What do the lines from the one containing "Read all visible content and emit it as JSON." through the end of the entries say? Quote them exactly, and only them.

____

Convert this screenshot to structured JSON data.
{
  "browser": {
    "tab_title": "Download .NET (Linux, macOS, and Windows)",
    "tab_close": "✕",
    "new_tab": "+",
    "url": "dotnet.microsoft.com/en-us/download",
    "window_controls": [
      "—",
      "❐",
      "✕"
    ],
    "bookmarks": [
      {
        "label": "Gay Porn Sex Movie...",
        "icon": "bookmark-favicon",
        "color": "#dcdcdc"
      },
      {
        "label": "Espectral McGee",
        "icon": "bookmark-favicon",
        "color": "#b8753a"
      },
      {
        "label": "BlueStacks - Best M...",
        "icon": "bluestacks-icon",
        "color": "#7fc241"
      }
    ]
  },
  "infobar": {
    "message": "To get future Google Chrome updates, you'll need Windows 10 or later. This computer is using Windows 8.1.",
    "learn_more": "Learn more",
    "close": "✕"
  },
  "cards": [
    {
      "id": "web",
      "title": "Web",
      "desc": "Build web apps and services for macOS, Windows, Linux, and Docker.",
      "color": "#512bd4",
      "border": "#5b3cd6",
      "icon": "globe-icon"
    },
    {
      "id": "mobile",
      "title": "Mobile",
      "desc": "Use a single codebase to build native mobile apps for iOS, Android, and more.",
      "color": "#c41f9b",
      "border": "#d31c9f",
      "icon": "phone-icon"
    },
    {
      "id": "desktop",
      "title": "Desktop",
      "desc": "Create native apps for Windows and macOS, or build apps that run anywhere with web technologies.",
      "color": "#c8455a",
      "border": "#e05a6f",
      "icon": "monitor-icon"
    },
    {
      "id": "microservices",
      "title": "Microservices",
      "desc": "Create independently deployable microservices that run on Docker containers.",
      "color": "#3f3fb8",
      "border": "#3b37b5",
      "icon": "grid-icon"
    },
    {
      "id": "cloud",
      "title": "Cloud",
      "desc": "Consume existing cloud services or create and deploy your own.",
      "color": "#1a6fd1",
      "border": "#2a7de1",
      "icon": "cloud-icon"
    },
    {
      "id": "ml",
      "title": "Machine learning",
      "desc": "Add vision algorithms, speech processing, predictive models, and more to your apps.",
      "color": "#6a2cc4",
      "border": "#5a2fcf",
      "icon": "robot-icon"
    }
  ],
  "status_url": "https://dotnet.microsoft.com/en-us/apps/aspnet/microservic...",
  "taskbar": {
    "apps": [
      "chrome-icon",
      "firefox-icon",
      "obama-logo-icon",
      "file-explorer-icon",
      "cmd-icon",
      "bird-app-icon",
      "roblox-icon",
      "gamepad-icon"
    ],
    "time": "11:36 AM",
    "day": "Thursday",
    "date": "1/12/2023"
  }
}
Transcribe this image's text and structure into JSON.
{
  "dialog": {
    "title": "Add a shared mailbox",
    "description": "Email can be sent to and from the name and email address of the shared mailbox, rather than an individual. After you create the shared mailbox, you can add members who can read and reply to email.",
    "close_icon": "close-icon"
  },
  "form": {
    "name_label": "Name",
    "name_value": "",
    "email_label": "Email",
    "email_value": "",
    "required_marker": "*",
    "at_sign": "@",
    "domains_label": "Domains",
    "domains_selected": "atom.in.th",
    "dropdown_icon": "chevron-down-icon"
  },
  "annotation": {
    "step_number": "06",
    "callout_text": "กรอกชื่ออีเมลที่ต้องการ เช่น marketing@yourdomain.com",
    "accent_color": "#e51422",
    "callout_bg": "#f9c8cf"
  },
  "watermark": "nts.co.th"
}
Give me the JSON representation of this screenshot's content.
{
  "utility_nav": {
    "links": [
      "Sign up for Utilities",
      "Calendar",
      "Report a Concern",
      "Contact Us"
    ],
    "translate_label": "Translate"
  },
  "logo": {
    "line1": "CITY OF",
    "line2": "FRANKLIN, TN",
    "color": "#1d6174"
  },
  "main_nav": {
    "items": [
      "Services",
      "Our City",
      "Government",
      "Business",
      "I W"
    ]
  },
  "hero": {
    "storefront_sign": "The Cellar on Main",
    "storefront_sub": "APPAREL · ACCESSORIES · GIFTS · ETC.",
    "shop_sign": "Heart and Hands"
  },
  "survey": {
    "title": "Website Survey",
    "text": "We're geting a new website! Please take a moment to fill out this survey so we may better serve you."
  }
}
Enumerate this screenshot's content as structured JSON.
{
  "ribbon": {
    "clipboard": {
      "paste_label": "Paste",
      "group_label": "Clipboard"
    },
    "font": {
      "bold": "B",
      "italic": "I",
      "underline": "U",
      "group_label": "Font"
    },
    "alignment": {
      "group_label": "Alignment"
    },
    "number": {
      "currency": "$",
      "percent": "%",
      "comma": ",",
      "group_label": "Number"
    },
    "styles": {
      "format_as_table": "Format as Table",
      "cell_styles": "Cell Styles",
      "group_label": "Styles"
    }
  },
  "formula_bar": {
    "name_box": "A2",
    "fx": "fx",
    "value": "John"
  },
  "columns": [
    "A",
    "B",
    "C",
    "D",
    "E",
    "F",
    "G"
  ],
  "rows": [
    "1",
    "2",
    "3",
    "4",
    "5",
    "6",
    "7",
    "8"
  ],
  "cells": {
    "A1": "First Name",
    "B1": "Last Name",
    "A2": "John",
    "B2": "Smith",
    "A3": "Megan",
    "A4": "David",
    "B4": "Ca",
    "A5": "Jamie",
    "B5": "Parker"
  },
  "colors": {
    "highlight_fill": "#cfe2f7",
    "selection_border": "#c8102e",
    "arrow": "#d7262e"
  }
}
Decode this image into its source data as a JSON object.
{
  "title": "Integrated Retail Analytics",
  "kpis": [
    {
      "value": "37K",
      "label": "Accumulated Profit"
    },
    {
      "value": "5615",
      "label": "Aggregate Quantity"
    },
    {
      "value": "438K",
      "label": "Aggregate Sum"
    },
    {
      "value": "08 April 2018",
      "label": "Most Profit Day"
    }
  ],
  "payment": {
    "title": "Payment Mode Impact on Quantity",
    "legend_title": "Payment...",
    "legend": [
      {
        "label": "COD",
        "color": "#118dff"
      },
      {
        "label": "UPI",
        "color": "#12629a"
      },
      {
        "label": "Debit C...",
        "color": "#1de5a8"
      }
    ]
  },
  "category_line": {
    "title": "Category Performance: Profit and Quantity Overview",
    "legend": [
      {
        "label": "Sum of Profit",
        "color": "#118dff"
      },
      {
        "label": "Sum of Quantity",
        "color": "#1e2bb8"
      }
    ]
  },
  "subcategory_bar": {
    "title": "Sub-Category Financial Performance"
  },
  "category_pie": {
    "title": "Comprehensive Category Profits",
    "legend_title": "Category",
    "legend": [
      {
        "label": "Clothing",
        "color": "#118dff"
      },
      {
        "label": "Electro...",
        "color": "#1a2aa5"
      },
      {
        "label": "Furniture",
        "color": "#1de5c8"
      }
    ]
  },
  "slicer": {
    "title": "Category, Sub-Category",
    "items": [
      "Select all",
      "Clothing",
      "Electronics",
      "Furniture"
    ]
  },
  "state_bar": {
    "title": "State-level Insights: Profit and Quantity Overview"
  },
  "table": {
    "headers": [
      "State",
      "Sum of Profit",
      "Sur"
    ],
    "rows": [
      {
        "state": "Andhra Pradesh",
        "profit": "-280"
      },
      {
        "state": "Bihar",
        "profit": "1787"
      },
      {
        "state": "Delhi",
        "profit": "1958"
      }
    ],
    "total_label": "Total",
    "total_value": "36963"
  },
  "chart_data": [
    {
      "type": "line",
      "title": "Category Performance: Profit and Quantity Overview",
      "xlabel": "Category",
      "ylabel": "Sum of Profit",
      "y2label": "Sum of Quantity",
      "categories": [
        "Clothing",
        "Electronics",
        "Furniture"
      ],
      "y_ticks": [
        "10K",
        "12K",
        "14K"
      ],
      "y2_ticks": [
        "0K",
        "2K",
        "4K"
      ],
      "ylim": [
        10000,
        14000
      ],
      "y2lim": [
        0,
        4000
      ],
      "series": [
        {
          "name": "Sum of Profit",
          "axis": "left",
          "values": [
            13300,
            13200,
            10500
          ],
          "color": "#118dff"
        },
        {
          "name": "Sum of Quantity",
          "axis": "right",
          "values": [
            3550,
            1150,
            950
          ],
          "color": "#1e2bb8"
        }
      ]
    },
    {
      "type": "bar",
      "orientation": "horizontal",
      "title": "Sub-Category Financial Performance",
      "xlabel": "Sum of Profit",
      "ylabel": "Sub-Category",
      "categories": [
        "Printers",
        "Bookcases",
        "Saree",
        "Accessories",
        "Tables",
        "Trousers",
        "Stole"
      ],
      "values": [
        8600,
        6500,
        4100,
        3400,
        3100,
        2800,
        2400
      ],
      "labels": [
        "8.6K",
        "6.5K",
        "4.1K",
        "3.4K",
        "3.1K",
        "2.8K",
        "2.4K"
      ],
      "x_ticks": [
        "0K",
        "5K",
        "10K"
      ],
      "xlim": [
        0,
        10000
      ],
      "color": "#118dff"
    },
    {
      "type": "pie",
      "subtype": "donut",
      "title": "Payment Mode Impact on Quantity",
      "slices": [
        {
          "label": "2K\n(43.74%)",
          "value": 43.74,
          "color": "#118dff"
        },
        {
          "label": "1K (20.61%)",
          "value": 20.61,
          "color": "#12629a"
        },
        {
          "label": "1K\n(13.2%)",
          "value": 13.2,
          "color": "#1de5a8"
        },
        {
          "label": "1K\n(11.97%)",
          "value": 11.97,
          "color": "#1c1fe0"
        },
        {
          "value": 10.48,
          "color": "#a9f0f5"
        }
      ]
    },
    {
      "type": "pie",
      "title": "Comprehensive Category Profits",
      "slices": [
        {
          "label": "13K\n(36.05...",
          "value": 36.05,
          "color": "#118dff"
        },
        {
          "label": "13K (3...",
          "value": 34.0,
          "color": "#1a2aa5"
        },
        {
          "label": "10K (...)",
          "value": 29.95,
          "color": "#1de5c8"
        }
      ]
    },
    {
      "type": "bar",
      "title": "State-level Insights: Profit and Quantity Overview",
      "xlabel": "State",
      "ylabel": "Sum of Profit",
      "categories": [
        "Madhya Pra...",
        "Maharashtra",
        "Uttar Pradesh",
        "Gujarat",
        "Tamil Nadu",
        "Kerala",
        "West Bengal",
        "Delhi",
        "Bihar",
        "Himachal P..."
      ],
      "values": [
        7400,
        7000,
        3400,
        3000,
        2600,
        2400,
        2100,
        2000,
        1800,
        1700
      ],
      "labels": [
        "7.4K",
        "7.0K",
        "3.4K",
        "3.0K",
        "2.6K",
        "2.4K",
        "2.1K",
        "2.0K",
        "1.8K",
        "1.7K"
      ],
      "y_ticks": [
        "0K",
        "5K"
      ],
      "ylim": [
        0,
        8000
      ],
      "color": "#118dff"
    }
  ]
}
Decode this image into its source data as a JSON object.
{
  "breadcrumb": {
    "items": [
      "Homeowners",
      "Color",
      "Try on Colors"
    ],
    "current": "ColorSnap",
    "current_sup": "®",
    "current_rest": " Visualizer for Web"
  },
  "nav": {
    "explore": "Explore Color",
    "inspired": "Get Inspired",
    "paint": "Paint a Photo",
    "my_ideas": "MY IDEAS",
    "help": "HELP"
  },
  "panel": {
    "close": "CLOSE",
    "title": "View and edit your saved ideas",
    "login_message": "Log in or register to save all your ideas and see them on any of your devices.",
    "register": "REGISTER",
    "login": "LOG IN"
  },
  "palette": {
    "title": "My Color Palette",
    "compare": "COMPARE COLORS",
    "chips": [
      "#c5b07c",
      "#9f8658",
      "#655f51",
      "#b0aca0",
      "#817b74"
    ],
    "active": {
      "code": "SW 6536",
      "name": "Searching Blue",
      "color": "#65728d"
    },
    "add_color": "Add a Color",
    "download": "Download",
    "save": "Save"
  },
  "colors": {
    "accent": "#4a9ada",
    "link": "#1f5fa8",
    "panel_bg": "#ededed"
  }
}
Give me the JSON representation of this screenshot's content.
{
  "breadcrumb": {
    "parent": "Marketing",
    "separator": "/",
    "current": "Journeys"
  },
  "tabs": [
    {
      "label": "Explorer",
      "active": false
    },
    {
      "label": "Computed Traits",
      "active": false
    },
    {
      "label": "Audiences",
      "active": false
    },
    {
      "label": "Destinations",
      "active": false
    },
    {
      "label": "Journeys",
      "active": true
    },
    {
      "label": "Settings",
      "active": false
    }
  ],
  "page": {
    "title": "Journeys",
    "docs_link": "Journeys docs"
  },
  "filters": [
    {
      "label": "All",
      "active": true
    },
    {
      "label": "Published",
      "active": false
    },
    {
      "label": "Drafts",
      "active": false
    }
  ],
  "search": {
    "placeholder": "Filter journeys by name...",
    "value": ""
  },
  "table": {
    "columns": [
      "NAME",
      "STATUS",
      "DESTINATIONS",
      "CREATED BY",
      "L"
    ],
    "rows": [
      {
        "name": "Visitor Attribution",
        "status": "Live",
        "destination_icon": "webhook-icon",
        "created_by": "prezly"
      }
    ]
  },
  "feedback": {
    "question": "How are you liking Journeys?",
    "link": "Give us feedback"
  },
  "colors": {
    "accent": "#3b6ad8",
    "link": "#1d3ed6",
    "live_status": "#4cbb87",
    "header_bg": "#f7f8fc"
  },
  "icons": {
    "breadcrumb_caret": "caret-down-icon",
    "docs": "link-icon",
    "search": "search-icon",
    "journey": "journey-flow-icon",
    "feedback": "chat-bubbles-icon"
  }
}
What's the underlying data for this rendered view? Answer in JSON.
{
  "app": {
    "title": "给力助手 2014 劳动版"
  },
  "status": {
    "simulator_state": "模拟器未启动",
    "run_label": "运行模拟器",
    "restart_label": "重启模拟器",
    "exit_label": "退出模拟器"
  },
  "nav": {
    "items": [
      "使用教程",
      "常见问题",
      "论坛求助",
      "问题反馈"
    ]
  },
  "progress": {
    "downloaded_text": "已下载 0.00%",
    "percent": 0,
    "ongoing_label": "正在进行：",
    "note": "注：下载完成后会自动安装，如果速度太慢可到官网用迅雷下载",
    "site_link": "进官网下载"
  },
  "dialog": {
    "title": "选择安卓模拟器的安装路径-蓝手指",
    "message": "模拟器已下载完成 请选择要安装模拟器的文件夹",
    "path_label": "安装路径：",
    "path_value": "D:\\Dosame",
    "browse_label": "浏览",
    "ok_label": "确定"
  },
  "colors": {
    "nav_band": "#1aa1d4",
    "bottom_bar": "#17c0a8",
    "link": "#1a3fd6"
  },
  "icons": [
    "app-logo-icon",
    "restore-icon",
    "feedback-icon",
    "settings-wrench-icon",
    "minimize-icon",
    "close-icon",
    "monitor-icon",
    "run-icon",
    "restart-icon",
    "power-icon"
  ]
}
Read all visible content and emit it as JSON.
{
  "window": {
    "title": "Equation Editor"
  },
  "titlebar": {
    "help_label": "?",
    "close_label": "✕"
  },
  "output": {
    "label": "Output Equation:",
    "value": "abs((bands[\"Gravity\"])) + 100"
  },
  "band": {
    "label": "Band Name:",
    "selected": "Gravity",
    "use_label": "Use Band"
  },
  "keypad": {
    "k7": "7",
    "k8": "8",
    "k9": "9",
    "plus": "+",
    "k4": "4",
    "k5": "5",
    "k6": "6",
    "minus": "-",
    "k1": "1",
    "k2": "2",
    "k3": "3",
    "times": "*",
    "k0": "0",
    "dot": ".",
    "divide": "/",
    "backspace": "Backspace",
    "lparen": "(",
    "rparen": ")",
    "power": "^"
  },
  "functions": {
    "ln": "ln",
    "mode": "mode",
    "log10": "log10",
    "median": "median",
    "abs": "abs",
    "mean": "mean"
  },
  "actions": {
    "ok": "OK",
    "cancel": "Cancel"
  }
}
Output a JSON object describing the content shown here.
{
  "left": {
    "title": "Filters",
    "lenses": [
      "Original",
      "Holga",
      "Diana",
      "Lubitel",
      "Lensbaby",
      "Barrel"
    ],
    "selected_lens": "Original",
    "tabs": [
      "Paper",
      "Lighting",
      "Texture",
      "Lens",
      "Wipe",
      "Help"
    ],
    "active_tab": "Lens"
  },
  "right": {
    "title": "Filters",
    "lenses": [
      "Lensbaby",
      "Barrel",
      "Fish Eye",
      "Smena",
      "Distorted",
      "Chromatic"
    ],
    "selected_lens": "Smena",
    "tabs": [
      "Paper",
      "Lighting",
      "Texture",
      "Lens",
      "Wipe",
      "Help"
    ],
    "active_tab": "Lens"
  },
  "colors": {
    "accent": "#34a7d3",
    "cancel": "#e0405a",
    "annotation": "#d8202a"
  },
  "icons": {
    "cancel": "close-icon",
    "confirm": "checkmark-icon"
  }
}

____

● Right answer
Read all visible content and emit it as JSON.
{
  "window": {
    "title": "Equation Editor"
  },
  "titlebar": {
    "help_label": "?",
    "close_label": "✕"
  },
  "output": {
    "label": "Output Equation:",
    "value": "abs((bands[\"Gravity\"])) + 100"
  },
  "band": {
    "label": "Band Name:",
    "selected": "Gravity",
    "use_label": "Use Band"
  },
  "keypad": {
    "k7": "7",
    "k8": "8",
    "k9": "9",
    "plus": "+",
    "k4": "4",
    "k5": "5",
    "k6": "6",
    "minus": "-",
    "k1": "1",
    "k2": "2",
    "k3": "3",
    "times": "*",
    "k0": "0",
    "dot": ".",
    "divide": "/",
    "backspace": "Backspace",
    "lparen": "(",
    "rparen": ")",
    "power": "^"
  },
  "functions": {
    "ln": "ln",
    "mode": "mode",
    "log10": "log10",
    "median": "median",
    "abs": "abs",
    "mean": "mean"
  },
  "actions": {
    "ok": "OK",
    "cancel": "Cancel"
  }
}
Output a JSON object describing the content shown here.
{
  "left": {
    "title": "Filters",
    "lenses": [
      "Original",
      "Holga",
      "Diana",
      "Lubitel",
      "Lensbaby",
      "Barrel"
    ],
    "selected_lens": "Original",
    "tabs": [
      "Paper",
      "Lighting",
      "Texture",
      "Lens",
      "Wipe",
      "Help"
    ],
    "active_tab": "Lens"
  },
  "right": {
    "title": "Filters",
    "lenses": [
      "Lensbaby",
      "Barrel",
      "Fish Eye",
      "Smena",
      "Distorted",
      "Chromatic"
    ],
    "selected_lens": "Smena",
    "tabs": [
      "Paper",
      "Lighting",
      "Texture",
      "Lens",
      "Wipe",
      "Help"
    ],
    "active_tab": "Lens"
  },
  "colors": {
    "accent": "#34a7d3",
    "cancel": "#e0405a",
    "annotation": "#d8202a"
  },
  "icons": {
    "cancel": "close-icon",
    "confirm": "checkmark-icon"
  }
}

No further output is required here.